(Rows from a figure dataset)
========================================

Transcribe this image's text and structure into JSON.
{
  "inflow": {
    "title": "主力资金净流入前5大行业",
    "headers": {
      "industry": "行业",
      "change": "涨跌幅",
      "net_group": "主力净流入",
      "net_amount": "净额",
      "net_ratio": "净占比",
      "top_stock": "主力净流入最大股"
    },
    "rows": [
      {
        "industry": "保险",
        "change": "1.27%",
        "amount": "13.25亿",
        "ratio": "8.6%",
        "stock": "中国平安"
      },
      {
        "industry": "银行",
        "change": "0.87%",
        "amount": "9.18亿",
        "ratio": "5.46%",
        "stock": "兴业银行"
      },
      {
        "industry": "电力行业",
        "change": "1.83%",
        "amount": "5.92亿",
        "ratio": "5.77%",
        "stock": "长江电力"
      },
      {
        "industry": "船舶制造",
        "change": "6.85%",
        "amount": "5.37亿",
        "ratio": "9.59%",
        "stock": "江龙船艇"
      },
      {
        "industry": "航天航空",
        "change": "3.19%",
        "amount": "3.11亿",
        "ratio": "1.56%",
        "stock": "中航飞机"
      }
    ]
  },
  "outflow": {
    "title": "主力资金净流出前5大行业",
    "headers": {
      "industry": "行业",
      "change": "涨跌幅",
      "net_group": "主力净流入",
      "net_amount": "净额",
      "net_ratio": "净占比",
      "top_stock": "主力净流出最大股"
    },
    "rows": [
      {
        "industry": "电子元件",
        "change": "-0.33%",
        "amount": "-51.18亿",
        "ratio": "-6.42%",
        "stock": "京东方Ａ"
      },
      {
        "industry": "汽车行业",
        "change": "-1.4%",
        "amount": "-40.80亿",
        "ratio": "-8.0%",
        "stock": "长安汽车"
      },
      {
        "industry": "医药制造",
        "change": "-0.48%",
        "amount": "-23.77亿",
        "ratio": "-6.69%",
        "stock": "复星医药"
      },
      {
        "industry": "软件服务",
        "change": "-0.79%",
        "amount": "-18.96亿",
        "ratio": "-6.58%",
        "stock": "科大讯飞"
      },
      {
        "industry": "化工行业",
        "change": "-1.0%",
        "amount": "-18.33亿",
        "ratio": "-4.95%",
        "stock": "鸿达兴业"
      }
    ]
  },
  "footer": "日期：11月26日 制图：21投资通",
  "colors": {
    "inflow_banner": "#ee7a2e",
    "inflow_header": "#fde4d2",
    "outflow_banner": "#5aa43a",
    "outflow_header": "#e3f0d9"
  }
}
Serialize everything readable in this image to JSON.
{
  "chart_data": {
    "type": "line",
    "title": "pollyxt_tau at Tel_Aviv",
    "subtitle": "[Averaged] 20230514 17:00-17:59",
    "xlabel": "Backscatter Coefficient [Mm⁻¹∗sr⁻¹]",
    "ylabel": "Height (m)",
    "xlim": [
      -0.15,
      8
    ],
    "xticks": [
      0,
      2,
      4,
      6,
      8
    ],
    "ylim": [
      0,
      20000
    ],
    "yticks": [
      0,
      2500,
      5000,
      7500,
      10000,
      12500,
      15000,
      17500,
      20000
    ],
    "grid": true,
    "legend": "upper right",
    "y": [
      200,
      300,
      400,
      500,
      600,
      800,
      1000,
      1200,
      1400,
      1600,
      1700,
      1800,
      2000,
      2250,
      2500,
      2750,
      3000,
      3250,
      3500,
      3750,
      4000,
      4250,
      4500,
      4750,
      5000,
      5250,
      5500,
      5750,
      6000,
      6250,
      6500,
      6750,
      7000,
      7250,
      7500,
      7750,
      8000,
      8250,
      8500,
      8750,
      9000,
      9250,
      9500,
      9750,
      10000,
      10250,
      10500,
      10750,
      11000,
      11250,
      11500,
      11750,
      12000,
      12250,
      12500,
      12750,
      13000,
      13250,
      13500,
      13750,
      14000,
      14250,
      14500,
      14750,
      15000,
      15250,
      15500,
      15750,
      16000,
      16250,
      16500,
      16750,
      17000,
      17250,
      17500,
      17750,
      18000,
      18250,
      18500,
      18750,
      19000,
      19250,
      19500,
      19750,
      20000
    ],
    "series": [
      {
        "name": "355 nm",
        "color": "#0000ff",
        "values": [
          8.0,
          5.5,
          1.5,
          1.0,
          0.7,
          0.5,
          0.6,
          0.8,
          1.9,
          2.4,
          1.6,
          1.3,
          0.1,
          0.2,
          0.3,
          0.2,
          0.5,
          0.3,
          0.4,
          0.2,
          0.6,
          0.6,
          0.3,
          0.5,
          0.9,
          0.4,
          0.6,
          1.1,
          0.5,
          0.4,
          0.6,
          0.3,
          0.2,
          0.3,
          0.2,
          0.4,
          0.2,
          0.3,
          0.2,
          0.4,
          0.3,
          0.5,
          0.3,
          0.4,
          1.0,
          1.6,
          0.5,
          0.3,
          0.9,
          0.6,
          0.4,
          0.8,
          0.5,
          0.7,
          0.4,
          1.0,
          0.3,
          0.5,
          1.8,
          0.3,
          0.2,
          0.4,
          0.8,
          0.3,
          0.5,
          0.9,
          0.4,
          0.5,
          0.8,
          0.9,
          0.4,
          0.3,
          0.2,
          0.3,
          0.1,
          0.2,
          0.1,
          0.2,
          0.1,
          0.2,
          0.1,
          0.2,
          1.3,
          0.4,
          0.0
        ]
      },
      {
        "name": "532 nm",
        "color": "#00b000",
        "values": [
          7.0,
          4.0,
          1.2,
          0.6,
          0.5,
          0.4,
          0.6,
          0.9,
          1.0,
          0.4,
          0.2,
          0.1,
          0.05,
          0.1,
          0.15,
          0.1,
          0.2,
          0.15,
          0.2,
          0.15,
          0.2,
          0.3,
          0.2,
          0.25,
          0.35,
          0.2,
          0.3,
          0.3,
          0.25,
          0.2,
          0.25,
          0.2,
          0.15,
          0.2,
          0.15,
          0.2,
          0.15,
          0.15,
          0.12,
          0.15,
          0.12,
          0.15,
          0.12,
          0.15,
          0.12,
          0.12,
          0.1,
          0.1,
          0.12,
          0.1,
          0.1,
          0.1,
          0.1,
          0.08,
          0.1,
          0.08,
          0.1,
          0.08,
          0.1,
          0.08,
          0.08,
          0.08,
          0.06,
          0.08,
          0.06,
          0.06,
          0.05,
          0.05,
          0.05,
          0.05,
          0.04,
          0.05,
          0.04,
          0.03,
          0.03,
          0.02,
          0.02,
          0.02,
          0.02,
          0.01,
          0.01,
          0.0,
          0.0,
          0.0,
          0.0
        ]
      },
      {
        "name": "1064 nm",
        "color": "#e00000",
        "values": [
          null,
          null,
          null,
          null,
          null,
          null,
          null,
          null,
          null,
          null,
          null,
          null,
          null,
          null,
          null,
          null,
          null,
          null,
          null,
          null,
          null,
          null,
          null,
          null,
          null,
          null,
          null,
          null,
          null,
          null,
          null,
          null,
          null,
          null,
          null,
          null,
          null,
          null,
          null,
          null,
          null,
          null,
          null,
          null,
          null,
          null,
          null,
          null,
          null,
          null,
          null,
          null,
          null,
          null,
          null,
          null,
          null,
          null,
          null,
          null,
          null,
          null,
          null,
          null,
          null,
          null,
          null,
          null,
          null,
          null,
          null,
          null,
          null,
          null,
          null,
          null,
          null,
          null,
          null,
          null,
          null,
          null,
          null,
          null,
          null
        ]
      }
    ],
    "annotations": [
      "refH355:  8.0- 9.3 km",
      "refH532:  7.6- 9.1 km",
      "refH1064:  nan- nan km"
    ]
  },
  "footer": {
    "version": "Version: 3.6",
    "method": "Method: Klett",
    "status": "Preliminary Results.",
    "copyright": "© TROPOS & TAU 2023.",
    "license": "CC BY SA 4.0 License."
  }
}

========================================

EXERCISE GOAL.
Restate each record exactly as written.

FINISHED EXERCISE.
Transcribe this image's text and structure into JSON.
{
  "inflow": {
    "title": "主力资金净流入前5大行业",
    "headers": {
      "industry": "行业",
      "change": "涨跌幅",
      "net_group": "主力净流入",
      "net_amount": "净额",
      "net_ratio": "净占比",
      "top_stock": "主力净流入最大股"
    },
    "rows": [
      {
        "industry": "保险",
        "change": "1.27%",
        "amount": "13.25亿",
        "ratio": "8.6%",
        "stock": "中国平安"
      },
      {
        "industry": "银行",
        "change": "0.87%",
        "amount": "9.18亿",
        "ratio": "5.46%",
        "stock": "兴业银行"
      },
      {
        "industry": "电力行业",
        "change": "1.83%",
        "amount": "5.92亿",
        "ratio": "5.77%",
        "stock": "长江电力"
      },
      {
        "industry": "船舶制造",
        "change": "6.85%",
        "amount": "5.37亿",
        "ratio": "9.59%",
        "stock": "江龙船艇"
      },
      {
        "industry": "航天航空",
        "change": "3.19%",
        "amount": "3.11亿",
        "ratio": "1.56%",
        "stock": "中航飞机"
      }
    ]
  },
  "outflow": {
    "title": "主力资金净流出前5大行业",
    "headers": {
      "industry": "行业",
      "change": "涨跌幅",
      "net_group": "主力净流入",
      "net_amount": "净额",
      "net_ratio": "净占比",
      "top_stock": "主力净流出最大股"
    },
    "rows": [
      {
        "industry": "电子元件",
        "change": "-0.33%",
        "amount": "-51.18亿",
        "ratio": "-6.42%",
        "stock": "京东方Ａ"
      },
      {
        "industry": "汽车行业",
        "change": "-1.4%",
        "amount": "-40.80亿",
        "ratio": "-8.0%",
        "stock": "长安汽车"
      },
      {
        "industry": "医药制造",
        "change": "-0.48%",
        "amount": "-23.77亿",
        "ratio": "-6.69%",
        "stock": "复星医药"
      },
      {
        "industry": "软件服务",
        "change": "-0.79%",
        "amount": "-18.96亿",
        "ratio": "-6.58%",
        "stock": "科大讯飞"
      },
      {
        "industry": "化工行业",
        "change": "-1.0%",
        "amount": "-18.33亿",
        "ratio": "-4.95%",
        "stock": "鸿达兴业"
      }
    ]
  },
  "footer": "日期：11月26日 制图：21投资通",
  "colors": {
    "inflow_banner": "#ee7a2e",
    "inflow_header": "#fde4d2",
    "outflow_banner": "#5aa43a",
    "outflow_header": "#e3f0d9"
  }
}
Serialize everything readable in this image to JSON.
{
  "chart_data": {
    "type": "line",
    "title": "pollyxt_tau at Tel_Aviv",
    "subtitle": "[Averaged] 20230514 17:00-17:59",
    "xlabel": "Backscatter Coefficient [Mm⁻¹∗sr⁻¹]",
    "ylabel": "Height (m)",
    "xlim": [
      -0.15,
      8
    ],
    "xticks": [
      0,
      2,
      4,
      6,
      8
    ],
    "ylim": [
      0,
      20000
    ],
    "yticks": [
      0,
      2500,
      5000,
      7500,
      10000,
      12500,
      15000,
      17500,
      20000
    ],
    "grid": true,
    "legend": "upper right",
    "y": [
      200,
      300,
      400,
      500,
      600,
      800,
      1000,
      1200,
      1400,
      1600,
      1700,
      1800,
      2000,
      2250,
      2500,
      2750,
      3000,
      3250,
      3500,
      3750,
      4000,
      4250,
      4500,
      4750,
      5000,
      5250,
      5500,
      5750,
      6000,
      6250,
      6500,
      6750,
      7000,
      7250,
      7500,
      7750,
      8000,
      8250,
      8500,
      8750,
      9000,
      9250,
      9500,
      9750,
      10000,
      10250,
      10500,
      10750,
      11000,
      11250,
      11500,
      11750,
      12000,
      12250,
      12500,
      12750,
      13000,
      13250,
      13500,
      13750,
      14000,
      14250,
      14500,
      14750,
      15000,
      15250,
      15500,
      15750,
      16000,
      16250,
      16500,
      16750,
      17000,
      17250,
      17500,
      17750,
      18000,
      18250,
      18500,
      18750,
      19000,
      19250,
      19500,
      19750,
      20000
    ],
    "series": [
      {
        "name": "355 nm",
        "color": "#0000ff",
        "values": [
          8.0,
          5.5,
          1.5,
          1.0,
          0.7,
          0.5,
          0.6,
          0.8,
          1.9,
          2.4,
          1.6,
          1.3,
          0.1,
          0.2,
          0.3,
          0.2,
          0.5,
          0.3,
          0.4,
          0.2,
          0.6,
          0.6,
          0.3,
          0.5,
          0.9,
          0.4,
          0.6,
          1.1,
          0.5,
          0.4,
          0.6,
          0.3,
          0.2,
          0.3,
          0.2,
          0.4,
          0.2,
          0.3,
          0.2,
          0.4,
          0.3,
          0.5,
          0.3,
          0.4,
          1.0,
          1.6,
          0.5,
          0.3,
          0.9,
          0.6,
          0.4,
          0.8,
          0.5,
          0.7,
          0.4,
          1.0,
          0.3,
          0.5,
          1.8,
          0.3,
          0.2,
          0.4,
          0.8,
          0.3,
          0.5,
          0.9,
          0.4,
          0.5,
          0.8,
          0.9,
          0.4,
          0.3,
          0.2,
          0.3,
          0.1,
          0.2,
          0.1,
          0.2,
          0.1,
          0.2,
          0.1,
          0.2,
          1.3,
          0.4,
          0.0
        ]
      },
      {
        "name": "532 nm",
        "color": "#00b000",
        "values": [
          7.0,
          4.0,
          1.2,
          0.6,
          0.5,
          0.4,
          0.6,
          0.9,
          1.0,
          0.4,
          0.2,
          0.1,
          0.05,
          0.1,
          0.15,
          0.1,
          0.2,
          0.15,
          0.2,
          0.15,
          0.2,
          0.3,
          0.2,
          0.25,
          0.35,
          0.2,
          0.3,
          0.3,
          0.25,
          0.2,
          0.25,
          0.2,
          0.15,
          0.2,
          0.15,
          0.2,
          0.15,
          0.15,
          0.12,
          0.15,
          0.12,
          0.15,
          0.12,
          0.15,
          0.12,
          0.12,
          0.1,
          0.1,
          0.12,
          0.1,
          0.1,
          0.1,
          0.1,
          0.08,
          0.1,
          0.08,
          0.1,
          0.08,
          0.1,
          0.08,
          0.08,
          0.08,
          0.06,
          0.08,
          0.06,
          0.06,
          0.05,
          0.05,
          0.05,
          0.05,
          0.04,
          0.05,
          0.04,
          0.03,
          0.03,
          0.02,
          0.02,
          0.02,
          0.02,
          0.01,
          0.01,
          0.0,
          0.0,
          0.0,
          0.0
        ]
      },
      {
        "name": "1064 nm",
        "color": "#e00000",
        "values": [
          null,
          null,
          null,
          null,
          null,
          null,
          null,
          null,
          null,
          null,
          null,
          null,
          null,
          null,
          null,
          null,
          null,
          null,
          null,
          null,
          null,
          null,
          null,
          null,
          null,
          null,
          null,
          null,
          null,
          null,
          null,
          null,
          null,
          null,
          null,
          null,
          null,
          null,
          null,
          null,
          null,
          null,
          null,
          null,
          null,
          null,
          null,
          null,
          null,
          null,
          null,
          null,
          null,
          null,
          null,
          null,
          null,
          null,
          null,
          null,
          null,
          null,
          null,
          null,
          null,
          null,
          null,
          null,
          null,
          null,
          null,
          null,
          null,
          null,
          null,
          null,
          null,
          null,
          null,
          null,
          null,
          null,
          null,
          null,
          null
        ]
      }
    ],
    "annotations": [
      "refH355:  8.0- 9.3 km",
      "refH532:  7.6- 9.1 km",
      "refH1064:  nan- nan km"
    ]
  },
  "footer": {
    "version": "Version: 3.6",
    "method": "Method: Klett",
    "status": "Preliminary Results.",
    "copyright": "© TROPOS & TAU 2023.",
    "license": "CC BY SA 4.0 License."
  }
}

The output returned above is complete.